= Problem A =
Say whether each statement agrees with the forum thread on multiple APPLY joins. Answer yes or no for each and quote the thread's deciding words. (i) The query finishes within 10 seconds when either APPLY join and its field columns are commented out. (ii) The longest the poster waited before cancelling the query was 60 minutes. (iii) All 50 records in the States table have matching permit data.

March 20, 2014 at 8:20 am
I’ve never written a query with multiple APPLY joins before and I’m running into some troubles with my first one. The below SQL statement runs within 10 seconds if I comment out either one of the APPLY joins and its corresponding field columns. However, when I try to execute with both APPLY joins, the query runs indefinitely. The longest I’ve waited before cancelling it is 90 minutes.
Now, I know there are probably other ways I could write this query to get me the results I’m looking for. I’m posting this on the board because I’m curious about finding out why multiple APPLY joins could cause SQL Server to run away. I’m hoping to gain some insight so that I can better understand how APPLY joins work so that in case I have a big need to do this again in the future (without suitable workarounds) I can code it correctly.
Here are some things I’ve tried so far…
1.Changed the States table into a subquery that only returns a single state
2.Change all the references inside the APPLY subqueries so that they had different aliases (just in case they were conflicting with each other).
3.Changed the CROSS applies to OUTER applies. States has 50 records and only 32 have matching permit data so the 18 extra iterations using OUTER APPLY don’t impact performance any when an APPLY is used by itself.
SELECT s.state_name
, COUNT(DISTINCT DUPS.PermitNumber) AS NumOfDupPermits
, SUM(DistinctPermits) AS DistinctPermits
FROM States S
CROSS APPLY (SELECT w.StateID, COUNT(*) as DistinctPermits
FROM Permit P INNER JOIN Well W1 ON P.WellID = w.WellID
WHERE w.StateID=S.Stateid
GROUP BY P.PermitNumber, w.StateID) STD
CROSS APPLY (select P.PermitNumber, w.StateID AS State_IDs, COUNT(*) as counts
FROM Permit P INNER JOIN Well W2 ON P.WellID = w.WellID
WHERE w.StateID=S.Stateid
GROUP BY P.PermitNumber, w.StateID
HAVING count(*)>1) DUPS
group by s.state_name
March 20, 2014 at 10:45 am
Do you have the DDL for these tables and some sample data?
March 20, 2014 at 4:26 pm
Take a look at the estimated execution plan. It will tell you the choices SQL Server is making based on the code you provided and the statistics available on the tables and indexes.
"The credit belongs to the man who is actually in the arena, whose face is marred by dust and sweat and blood"

= Problem B =
Begin at the first line of the records and set down each line unchanged. Stop after the line that contains "toc-entry-page: 89 bbox=[832, 577, 864, 606]".

= Extracted records =
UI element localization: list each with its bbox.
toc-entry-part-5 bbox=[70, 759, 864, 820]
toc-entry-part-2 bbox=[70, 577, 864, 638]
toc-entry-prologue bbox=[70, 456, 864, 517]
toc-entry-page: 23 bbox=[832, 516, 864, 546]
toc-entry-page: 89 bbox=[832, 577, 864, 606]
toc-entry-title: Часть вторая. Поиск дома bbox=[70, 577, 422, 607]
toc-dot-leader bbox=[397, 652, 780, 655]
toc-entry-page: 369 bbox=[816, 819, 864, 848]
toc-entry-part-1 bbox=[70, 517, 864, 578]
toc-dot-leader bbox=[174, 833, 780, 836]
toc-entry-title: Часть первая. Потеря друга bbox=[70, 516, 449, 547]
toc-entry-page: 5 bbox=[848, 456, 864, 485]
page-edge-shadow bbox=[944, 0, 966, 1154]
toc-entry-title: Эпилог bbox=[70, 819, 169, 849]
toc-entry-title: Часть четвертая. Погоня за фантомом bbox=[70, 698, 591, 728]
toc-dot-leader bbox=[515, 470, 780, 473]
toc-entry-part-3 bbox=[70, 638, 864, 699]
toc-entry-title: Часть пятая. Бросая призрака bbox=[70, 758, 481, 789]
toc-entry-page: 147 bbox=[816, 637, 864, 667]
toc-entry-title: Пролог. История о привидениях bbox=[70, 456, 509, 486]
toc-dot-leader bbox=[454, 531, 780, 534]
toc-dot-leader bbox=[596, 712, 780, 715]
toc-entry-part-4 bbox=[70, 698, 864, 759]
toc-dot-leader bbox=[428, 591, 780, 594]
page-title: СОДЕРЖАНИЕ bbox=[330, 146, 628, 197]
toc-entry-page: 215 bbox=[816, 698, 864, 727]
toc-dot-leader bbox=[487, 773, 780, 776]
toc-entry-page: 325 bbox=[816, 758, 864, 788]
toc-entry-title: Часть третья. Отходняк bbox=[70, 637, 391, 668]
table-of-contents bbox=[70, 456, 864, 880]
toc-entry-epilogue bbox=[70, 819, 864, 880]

= Complete response A =
(i) Yes: "The below SQL statement runs within 10 seconds if I comment out either one of the APPLY joins and its corresponding field columns."
(ii) No: "The longest I’ve waited before cancelling it is 90 minutes."
(iii) No: "States has 50 records and only 32 have matching permit data"

= Complete response B =
UI element localization: list each with its bbox.
toc-entry-part-5 bbox=[70, 759, 864, 820]
toc-entry-part-2 bbox=[70, 577, 864, 638]
toc-entry-prologue bbox=[70, 456, 864, 517]
toc-entry-page: 23 bbox=[832, 516, 864, 546]
toc-entry-page: 89 bbox=[832, 577, 864, 606]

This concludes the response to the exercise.